Stored dataset items:
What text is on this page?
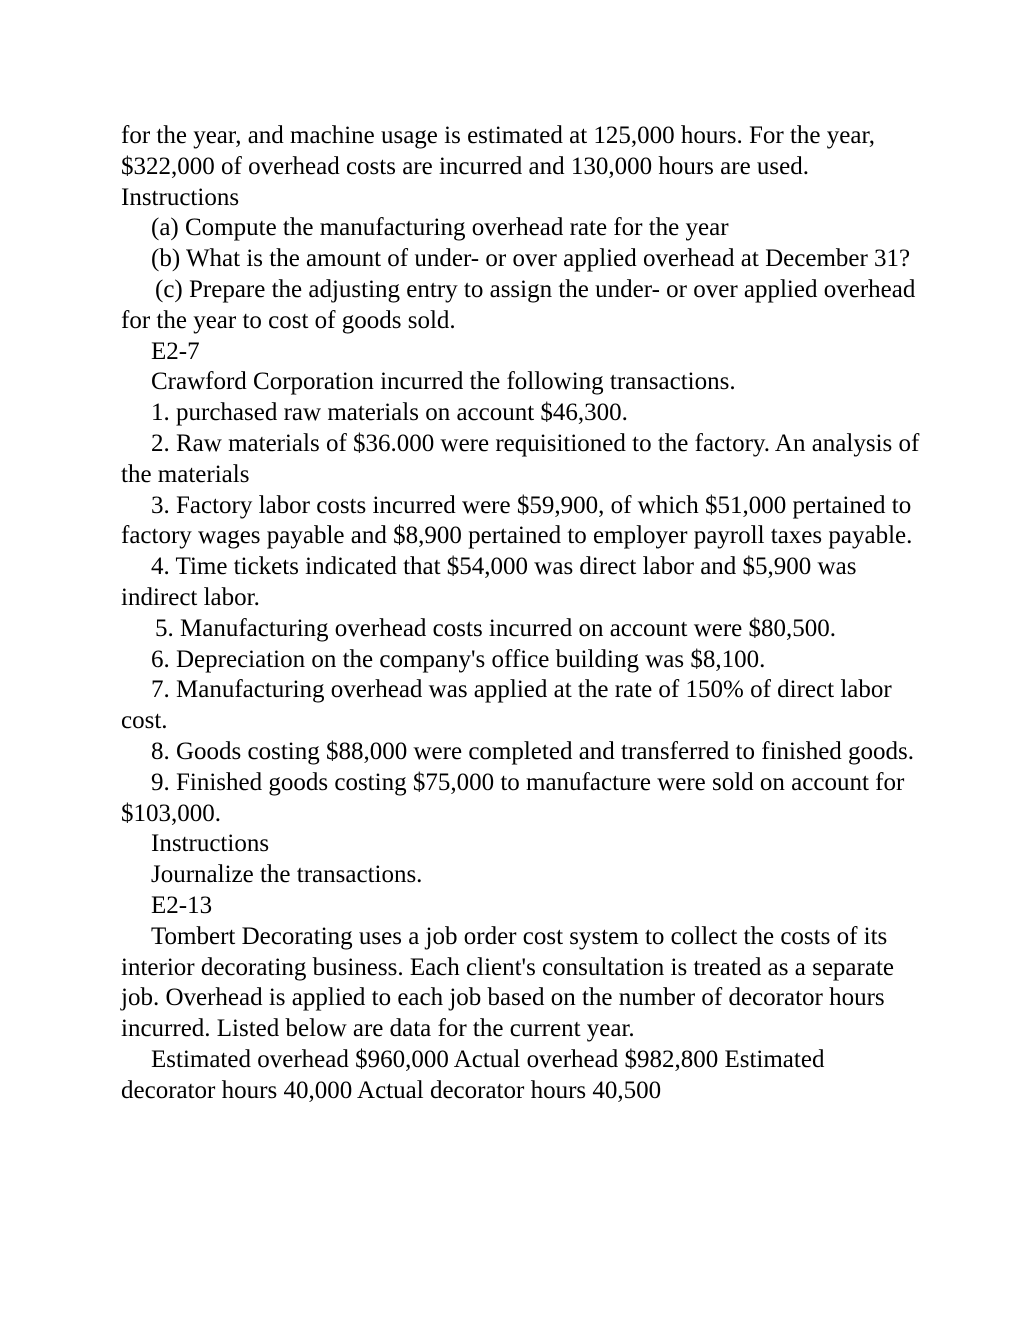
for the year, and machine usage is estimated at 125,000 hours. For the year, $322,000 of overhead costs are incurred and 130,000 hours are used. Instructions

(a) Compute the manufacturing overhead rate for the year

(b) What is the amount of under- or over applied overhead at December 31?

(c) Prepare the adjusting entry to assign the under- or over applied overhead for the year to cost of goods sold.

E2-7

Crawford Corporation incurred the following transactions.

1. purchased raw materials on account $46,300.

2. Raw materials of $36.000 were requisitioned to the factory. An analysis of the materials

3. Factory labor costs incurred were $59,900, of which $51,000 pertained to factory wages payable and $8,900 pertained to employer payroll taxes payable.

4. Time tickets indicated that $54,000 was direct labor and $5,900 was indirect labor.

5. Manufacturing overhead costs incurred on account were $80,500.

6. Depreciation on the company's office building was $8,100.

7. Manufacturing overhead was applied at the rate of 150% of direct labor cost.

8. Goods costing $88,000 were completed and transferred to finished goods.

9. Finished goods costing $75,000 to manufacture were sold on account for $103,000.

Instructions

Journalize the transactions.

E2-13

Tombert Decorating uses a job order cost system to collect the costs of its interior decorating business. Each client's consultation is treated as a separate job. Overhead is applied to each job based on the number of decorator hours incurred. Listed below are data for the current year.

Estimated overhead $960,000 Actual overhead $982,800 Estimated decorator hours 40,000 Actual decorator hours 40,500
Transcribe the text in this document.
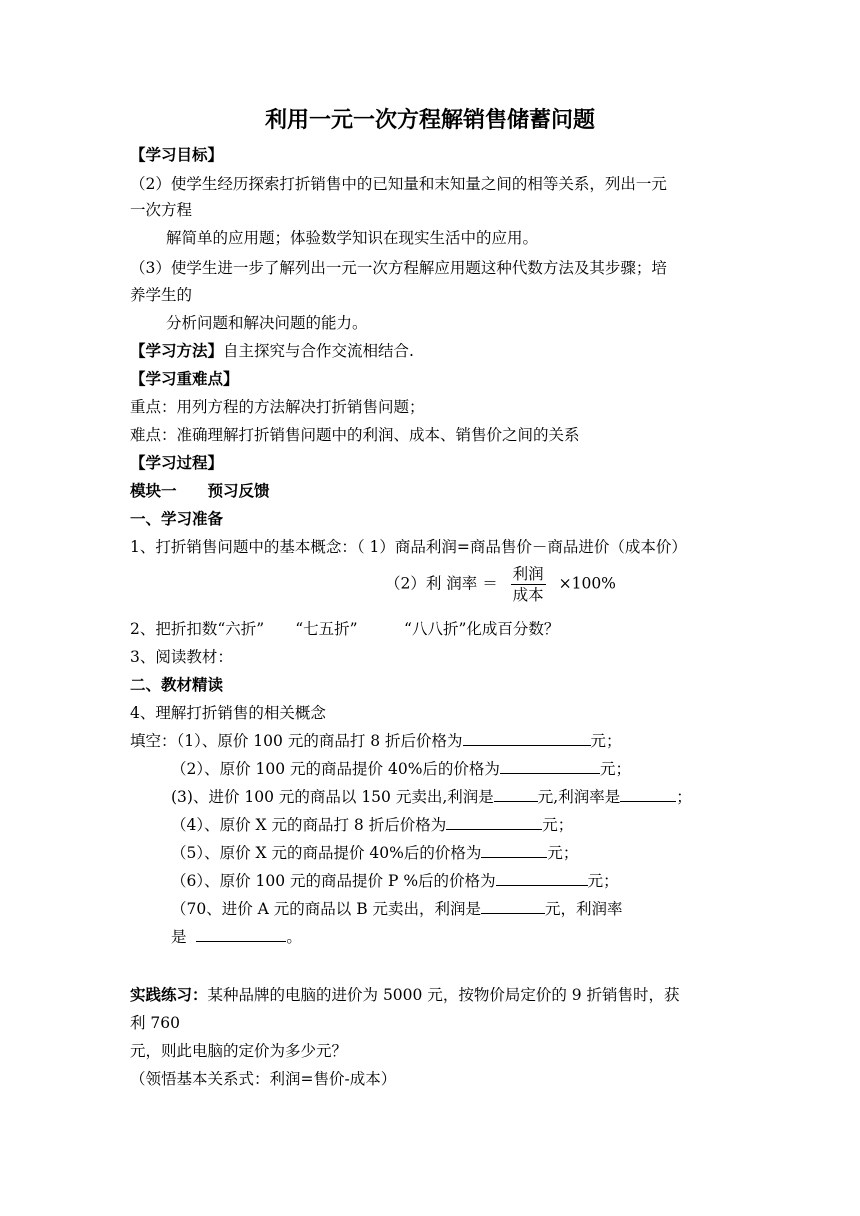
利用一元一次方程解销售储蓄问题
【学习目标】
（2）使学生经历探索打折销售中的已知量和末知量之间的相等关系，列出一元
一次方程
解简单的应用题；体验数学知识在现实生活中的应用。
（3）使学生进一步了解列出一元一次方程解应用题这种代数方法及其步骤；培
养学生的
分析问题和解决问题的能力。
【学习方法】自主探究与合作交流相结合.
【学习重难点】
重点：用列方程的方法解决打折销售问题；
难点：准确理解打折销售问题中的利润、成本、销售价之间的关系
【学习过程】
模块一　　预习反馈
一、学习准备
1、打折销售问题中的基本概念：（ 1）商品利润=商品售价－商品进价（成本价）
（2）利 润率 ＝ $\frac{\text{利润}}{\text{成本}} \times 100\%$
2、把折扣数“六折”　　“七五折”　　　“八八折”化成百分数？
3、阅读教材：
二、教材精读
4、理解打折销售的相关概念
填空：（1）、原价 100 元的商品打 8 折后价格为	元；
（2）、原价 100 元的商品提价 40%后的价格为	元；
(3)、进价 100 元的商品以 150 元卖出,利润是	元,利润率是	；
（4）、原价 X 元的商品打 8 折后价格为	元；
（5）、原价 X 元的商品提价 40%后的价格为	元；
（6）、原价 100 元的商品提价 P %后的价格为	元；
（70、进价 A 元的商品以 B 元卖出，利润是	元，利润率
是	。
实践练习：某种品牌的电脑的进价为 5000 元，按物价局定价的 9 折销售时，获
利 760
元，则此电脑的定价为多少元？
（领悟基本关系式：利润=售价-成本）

...

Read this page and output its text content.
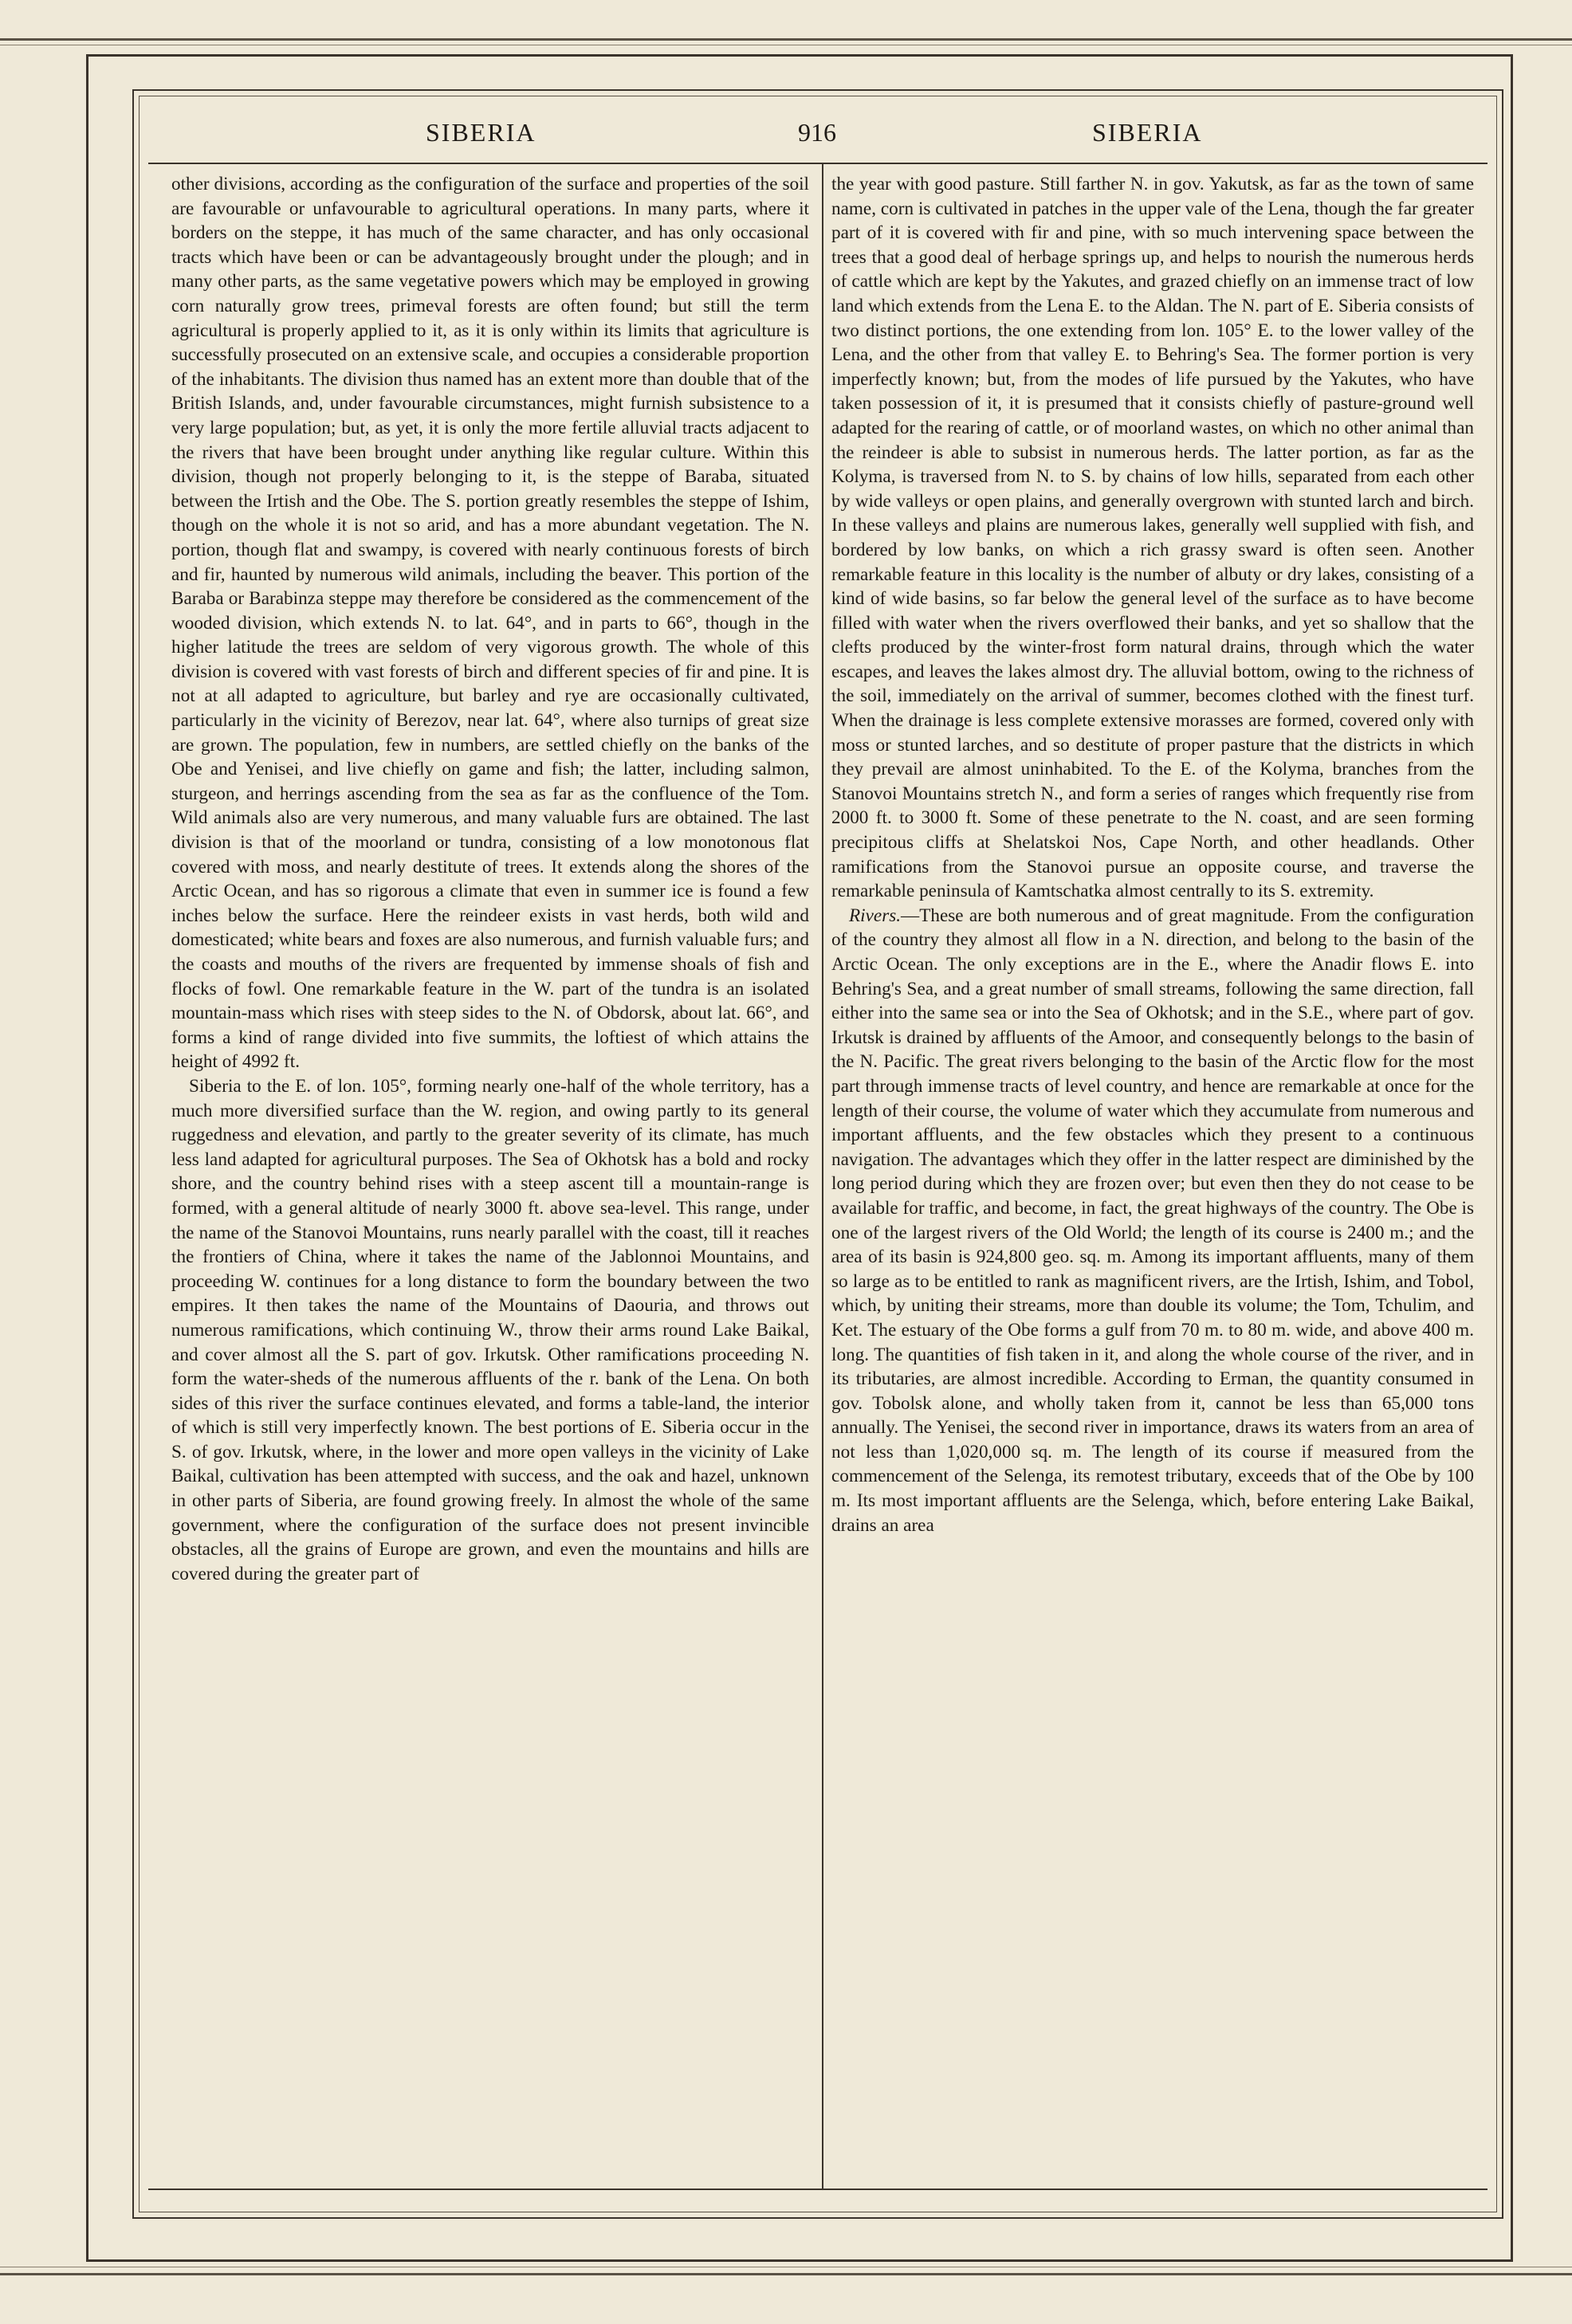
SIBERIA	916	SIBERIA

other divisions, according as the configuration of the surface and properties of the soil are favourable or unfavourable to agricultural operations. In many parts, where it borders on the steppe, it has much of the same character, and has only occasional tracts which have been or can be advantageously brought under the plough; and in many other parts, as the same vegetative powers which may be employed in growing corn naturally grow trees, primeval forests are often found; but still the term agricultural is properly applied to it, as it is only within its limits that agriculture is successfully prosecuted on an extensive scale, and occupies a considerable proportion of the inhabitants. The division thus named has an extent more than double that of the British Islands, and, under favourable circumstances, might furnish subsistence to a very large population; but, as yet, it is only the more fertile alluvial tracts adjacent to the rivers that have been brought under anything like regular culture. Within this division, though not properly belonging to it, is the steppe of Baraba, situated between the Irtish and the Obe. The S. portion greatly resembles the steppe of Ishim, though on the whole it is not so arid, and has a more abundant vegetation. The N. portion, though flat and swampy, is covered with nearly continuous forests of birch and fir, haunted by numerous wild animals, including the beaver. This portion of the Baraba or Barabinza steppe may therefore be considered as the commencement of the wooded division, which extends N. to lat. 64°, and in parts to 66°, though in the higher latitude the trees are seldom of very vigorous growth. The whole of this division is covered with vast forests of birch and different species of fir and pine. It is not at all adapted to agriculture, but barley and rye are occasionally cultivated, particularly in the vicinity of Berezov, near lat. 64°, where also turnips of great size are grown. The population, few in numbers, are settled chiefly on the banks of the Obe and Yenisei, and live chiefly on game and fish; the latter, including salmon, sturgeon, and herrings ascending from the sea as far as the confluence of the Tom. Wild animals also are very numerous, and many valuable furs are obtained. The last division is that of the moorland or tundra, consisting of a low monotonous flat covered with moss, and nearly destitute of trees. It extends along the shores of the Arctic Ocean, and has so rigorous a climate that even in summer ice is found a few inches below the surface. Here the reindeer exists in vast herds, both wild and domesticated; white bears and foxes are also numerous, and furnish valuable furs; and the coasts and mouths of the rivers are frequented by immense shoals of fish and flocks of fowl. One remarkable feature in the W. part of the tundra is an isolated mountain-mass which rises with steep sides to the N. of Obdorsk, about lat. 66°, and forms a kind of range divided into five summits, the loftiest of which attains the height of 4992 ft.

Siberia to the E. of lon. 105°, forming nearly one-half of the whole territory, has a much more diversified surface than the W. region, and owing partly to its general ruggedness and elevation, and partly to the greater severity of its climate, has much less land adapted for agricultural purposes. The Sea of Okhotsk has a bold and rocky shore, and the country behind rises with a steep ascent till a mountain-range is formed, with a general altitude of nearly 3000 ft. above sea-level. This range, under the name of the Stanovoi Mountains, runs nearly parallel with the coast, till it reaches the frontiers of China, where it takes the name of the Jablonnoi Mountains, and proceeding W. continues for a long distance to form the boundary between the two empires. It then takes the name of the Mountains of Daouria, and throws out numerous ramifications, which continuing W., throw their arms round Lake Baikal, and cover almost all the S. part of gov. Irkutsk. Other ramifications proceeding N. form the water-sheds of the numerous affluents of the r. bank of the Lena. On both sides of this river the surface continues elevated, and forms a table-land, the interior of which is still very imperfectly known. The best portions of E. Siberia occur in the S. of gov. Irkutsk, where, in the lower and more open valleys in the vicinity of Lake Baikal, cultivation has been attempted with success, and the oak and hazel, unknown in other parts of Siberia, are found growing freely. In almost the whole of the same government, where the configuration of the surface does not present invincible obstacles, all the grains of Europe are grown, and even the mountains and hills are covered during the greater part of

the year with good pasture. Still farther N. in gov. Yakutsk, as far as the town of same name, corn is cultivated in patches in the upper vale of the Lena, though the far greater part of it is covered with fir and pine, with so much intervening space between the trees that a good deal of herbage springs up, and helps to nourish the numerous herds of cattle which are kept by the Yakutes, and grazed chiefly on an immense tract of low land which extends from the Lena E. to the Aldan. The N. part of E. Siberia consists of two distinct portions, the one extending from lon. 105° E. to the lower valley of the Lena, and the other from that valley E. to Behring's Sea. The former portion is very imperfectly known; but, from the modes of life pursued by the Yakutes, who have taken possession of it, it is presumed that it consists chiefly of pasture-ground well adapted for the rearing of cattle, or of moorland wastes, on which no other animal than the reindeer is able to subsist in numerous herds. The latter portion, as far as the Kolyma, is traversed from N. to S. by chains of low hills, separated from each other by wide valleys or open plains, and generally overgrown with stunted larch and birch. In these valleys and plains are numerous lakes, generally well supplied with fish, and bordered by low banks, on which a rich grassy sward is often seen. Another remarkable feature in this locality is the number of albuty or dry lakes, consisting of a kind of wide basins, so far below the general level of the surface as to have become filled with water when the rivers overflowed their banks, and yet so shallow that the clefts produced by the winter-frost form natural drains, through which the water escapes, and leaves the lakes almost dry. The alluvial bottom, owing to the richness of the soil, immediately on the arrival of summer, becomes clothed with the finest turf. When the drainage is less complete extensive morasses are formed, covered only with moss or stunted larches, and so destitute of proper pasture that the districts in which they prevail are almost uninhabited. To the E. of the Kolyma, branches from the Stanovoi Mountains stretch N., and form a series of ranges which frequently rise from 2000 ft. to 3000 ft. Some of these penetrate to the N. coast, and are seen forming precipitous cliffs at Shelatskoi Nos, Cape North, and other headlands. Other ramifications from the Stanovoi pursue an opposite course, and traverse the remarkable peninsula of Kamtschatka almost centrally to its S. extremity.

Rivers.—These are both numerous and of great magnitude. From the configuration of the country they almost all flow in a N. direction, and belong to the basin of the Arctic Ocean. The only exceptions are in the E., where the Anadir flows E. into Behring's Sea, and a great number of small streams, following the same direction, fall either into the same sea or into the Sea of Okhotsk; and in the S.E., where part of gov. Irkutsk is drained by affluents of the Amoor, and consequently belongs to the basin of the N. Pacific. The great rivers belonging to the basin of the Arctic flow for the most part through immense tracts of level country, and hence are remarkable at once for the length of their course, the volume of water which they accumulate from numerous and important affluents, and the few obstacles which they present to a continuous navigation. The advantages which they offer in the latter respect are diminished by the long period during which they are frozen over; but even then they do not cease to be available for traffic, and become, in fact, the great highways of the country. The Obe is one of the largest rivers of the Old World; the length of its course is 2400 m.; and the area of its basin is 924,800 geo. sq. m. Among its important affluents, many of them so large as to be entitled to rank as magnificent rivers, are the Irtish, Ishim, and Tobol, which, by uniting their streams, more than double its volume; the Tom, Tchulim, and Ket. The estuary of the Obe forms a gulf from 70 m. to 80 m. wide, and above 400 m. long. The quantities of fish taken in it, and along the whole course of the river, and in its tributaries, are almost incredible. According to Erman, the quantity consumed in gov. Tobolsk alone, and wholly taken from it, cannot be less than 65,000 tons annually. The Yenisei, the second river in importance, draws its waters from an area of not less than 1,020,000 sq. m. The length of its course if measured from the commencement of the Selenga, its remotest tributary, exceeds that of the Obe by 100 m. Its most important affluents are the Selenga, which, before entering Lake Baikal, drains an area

#### EXERCISE BRIEF:
Scan the entries above for the word "hours" and collect each line holding it.

#### RESULT FOR THIS TASK:
for the year, and machine usage is estimated at 125,000 hours. For the year, $322,000 of overhead costs are incurred and 130,000 hours are used. Instructions
Tombert Decorating uses a job order cost system to collect the costs of its interior decorating business. Each client's consultation is treated as a separate job. Overhead is applied to each job based on the number of decorator hours incurred. Listed below are data for the current year.
Estimated overhead $960,000 Actual overhead $982,800 Estimated decorator hours 40,000 Actual decorator hours 40,500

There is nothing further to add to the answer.